What is required:
Reproduce the lines exactly, from the first line through the line containing "cell-subtotal: 67.50 ₹", including both of these lines.
* START Extracted material *
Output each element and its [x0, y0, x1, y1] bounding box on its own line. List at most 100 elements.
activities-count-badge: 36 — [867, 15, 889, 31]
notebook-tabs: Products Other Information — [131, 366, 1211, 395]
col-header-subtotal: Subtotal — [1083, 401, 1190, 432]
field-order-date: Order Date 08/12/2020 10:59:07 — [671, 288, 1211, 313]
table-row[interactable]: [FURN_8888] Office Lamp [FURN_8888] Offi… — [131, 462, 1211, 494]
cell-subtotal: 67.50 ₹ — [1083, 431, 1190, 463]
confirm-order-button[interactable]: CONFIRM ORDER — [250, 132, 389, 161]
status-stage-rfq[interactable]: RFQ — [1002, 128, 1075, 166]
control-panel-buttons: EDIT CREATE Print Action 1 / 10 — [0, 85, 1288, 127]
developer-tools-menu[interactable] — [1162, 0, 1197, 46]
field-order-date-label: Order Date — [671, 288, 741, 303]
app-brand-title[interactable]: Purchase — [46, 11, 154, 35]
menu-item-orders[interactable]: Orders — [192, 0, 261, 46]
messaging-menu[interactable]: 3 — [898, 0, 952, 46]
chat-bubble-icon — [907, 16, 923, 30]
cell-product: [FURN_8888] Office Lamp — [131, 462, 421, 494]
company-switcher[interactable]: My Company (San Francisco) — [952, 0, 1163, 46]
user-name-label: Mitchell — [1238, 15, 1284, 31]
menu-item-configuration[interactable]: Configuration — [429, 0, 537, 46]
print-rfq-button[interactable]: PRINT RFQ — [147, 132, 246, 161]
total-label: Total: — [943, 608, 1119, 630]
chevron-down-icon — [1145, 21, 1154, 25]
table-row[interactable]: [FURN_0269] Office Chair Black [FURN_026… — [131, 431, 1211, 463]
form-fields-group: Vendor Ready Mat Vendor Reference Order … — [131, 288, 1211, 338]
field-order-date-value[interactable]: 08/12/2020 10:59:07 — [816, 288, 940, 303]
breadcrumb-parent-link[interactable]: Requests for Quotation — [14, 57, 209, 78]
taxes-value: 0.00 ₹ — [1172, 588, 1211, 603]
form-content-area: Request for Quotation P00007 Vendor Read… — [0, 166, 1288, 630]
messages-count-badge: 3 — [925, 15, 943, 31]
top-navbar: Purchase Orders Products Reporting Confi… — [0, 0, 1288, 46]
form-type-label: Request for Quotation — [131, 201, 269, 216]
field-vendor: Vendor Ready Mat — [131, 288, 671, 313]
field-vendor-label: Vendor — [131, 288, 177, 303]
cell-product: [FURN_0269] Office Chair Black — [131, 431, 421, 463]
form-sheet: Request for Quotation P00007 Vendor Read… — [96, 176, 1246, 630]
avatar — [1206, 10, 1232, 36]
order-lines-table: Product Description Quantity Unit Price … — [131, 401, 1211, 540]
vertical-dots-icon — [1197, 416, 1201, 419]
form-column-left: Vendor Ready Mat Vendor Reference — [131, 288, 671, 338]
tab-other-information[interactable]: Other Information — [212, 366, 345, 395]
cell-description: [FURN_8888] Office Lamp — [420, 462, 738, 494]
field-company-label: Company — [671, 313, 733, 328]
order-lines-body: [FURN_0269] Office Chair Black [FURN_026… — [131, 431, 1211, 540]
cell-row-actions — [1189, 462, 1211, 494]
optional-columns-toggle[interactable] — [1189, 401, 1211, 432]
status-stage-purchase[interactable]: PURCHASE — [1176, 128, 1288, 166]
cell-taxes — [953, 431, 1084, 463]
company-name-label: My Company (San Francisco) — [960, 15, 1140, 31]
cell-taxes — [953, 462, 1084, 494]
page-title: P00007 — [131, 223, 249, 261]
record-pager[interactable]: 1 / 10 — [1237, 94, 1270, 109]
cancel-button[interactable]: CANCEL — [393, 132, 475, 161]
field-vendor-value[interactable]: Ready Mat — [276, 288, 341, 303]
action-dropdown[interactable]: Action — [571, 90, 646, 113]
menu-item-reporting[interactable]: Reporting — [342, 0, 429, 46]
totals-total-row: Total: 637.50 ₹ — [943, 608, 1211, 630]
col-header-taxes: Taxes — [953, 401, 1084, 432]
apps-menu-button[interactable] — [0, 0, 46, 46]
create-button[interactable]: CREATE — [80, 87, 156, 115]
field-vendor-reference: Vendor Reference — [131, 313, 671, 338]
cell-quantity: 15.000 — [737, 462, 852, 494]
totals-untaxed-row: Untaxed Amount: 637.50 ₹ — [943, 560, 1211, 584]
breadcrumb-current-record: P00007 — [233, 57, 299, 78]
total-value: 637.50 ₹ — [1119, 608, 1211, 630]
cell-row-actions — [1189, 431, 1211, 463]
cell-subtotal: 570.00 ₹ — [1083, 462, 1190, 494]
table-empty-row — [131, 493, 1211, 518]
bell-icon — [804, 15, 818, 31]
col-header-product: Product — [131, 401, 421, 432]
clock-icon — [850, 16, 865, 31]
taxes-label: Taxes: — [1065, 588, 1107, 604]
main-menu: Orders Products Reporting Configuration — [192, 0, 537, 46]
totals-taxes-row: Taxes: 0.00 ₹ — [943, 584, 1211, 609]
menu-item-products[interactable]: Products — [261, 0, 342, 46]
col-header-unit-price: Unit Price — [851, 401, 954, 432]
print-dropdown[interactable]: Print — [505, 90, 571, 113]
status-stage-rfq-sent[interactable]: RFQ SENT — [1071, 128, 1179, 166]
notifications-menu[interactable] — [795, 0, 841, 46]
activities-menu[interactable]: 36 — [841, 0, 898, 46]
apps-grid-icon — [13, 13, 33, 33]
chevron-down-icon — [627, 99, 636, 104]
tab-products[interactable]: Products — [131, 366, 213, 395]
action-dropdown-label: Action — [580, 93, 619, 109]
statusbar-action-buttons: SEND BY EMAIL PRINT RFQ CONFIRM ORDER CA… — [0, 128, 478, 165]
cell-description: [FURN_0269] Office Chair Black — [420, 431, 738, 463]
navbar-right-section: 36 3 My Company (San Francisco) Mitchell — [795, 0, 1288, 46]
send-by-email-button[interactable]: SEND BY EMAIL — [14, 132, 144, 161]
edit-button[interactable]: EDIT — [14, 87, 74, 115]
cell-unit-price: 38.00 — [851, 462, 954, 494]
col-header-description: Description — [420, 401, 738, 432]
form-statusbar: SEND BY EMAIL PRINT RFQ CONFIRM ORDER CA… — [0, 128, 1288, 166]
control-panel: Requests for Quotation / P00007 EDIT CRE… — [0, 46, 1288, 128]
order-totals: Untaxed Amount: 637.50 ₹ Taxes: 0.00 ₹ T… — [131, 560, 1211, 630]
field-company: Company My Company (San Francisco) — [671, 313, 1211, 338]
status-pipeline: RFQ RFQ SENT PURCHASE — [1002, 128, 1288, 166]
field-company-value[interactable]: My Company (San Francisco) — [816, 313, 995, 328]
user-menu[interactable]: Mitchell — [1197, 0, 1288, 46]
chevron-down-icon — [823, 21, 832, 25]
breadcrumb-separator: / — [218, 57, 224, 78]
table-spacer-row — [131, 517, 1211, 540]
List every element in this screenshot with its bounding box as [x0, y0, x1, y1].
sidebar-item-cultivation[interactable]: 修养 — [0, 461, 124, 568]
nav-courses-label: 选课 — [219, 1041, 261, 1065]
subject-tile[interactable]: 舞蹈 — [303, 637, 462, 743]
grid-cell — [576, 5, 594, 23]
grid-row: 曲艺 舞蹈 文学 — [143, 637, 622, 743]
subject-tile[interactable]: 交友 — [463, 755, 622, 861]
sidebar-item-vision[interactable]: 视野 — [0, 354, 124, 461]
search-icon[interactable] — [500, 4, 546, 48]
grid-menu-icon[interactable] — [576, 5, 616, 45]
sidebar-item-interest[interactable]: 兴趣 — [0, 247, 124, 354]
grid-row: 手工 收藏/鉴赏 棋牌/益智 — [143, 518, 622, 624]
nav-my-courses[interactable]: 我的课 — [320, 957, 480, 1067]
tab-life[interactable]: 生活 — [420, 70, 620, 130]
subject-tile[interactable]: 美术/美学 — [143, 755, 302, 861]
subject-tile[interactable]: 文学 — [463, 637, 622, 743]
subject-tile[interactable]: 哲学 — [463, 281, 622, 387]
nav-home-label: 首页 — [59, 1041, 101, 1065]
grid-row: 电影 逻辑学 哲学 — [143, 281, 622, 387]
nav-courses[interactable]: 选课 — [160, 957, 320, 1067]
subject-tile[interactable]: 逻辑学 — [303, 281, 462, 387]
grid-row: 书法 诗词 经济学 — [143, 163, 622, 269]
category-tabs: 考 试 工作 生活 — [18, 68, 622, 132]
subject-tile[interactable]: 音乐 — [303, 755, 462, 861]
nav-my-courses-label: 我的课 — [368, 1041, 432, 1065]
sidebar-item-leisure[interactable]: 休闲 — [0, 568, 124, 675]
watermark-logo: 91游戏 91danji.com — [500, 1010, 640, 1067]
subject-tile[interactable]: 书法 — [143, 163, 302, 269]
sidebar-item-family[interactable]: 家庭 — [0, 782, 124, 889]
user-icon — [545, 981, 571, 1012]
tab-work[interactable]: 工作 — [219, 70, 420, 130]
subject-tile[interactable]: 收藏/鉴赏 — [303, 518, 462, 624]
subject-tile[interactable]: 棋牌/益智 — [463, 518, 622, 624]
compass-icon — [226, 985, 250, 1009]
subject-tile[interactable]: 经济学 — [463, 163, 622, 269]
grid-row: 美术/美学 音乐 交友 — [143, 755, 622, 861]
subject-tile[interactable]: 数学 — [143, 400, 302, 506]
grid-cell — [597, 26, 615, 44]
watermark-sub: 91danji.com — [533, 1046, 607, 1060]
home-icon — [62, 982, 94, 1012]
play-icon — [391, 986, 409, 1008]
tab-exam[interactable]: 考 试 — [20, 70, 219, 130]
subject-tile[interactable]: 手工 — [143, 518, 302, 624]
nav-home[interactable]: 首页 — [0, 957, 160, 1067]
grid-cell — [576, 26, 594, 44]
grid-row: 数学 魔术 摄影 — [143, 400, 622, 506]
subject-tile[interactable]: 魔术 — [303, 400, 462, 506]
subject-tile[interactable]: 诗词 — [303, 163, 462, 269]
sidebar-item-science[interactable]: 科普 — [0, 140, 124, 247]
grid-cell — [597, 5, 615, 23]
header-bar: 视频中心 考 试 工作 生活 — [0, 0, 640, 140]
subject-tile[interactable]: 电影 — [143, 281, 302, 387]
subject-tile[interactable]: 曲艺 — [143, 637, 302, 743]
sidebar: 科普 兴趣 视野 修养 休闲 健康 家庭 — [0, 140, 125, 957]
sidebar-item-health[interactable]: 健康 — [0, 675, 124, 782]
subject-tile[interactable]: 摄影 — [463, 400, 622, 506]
* END Extracted material *
Complete output:
Output each element and its [x0, y0, x1, y1] bounding box on its own line. List at most 100 elements.
activities-count-badge: 36 — [867, 15, 889, 31]
notebook-tabs: Products Other Information — [131, 366, 1211, 395]
col-header-subtotal: Subtotal — [1083, 401, 1190, 432]
field-order-date: Order Date 08/12/2020 10:59:07 — [671, 288, 1211, 313]
table-row[interactable]: [FURN_8888] Office Lamp [FURN_8888] Offi… — [131, 462, 1211, 494]
cell-subtotal: 67.50 ₹ — [1083, 431, 1190, 463]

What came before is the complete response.